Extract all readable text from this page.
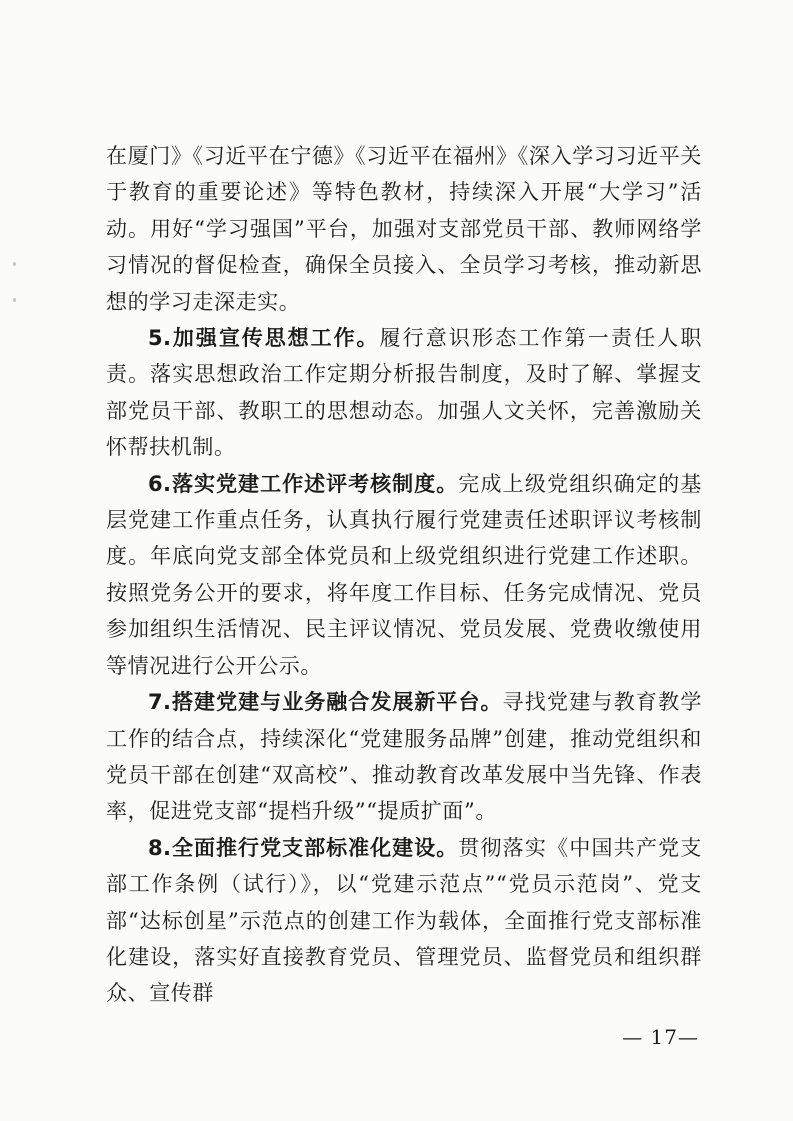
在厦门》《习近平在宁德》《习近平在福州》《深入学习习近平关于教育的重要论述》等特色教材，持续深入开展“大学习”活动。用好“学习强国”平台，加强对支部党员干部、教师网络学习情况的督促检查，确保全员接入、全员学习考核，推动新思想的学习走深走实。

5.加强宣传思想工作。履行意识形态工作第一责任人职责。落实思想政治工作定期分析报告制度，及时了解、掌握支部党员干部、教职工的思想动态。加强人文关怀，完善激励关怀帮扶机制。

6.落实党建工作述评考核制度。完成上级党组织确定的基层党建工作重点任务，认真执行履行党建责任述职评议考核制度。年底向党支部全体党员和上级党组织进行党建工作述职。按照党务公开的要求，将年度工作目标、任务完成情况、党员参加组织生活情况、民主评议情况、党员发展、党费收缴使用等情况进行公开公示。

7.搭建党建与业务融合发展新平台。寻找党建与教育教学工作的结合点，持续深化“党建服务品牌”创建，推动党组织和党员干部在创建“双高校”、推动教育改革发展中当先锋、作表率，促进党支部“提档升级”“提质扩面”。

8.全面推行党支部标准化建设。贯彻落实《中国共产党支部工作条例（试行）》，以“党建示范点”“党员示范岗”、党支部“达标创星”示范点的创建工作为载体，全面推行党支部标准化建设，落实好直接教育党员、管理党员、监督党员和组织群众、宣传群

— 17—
◇ ◇ ◇ ◇ ◇
Work to do: Except for the pictures, print the data above exactly.

Answer to the problem:
Extract all readable text from this page.
在厦门》《习近平在宁德》《习近平在福州》《深入学习习近平关于教育的重要论述》等特色教材，持续深入开展“大学习”活动。用好“学习强国”平台，加强对支部党员干部、教师网络学习情况的督促检查，确保全员接入、全员学习考核，推动新思想的学习走深走实。

5.加强宣传思想工作。履行意识形态工作第一责任人职责。落实思想政治工作定期分析报告制度，及时了解、掌握支部党员干部、教职工的思想动态。加强人文关怀，完善激励关怀帮扶机制。

6.落实党建工作述评考核制度。完成上级党组织确定的基层党建工作重点任务，认真执行履行党建责任述职评议考核制度。年底向党支部全体党员和上级党组织进行党建工作述职。按照党务公开的要求，将年度工作目标、任务完成情况、党员参加组织生活情况、民主评议情况、党员发展、党费收缴使用等情况进行公开公示。

7.搭建党建与业务融合发展新平台。寻找党建与教育教学工作的结合点，持续深化“党建服务品牌”创建，推动党组织和党员干部在创建“双高校”、推动教育改革发展中当先锋、作表率，促进党支部“提档升级”“提质扩面”。

8.全面推行党支部标准化建设。贯彻落实《中国共产党支部工作条例（试行）》，以“党建示范点”“党员示范岗”、党支部“达标创星”示范点的创建工作为载体，全面推行党支部标准化建设，落实好直接教育党员、管理党员、监督党员和组织群众、宣传群

— 17—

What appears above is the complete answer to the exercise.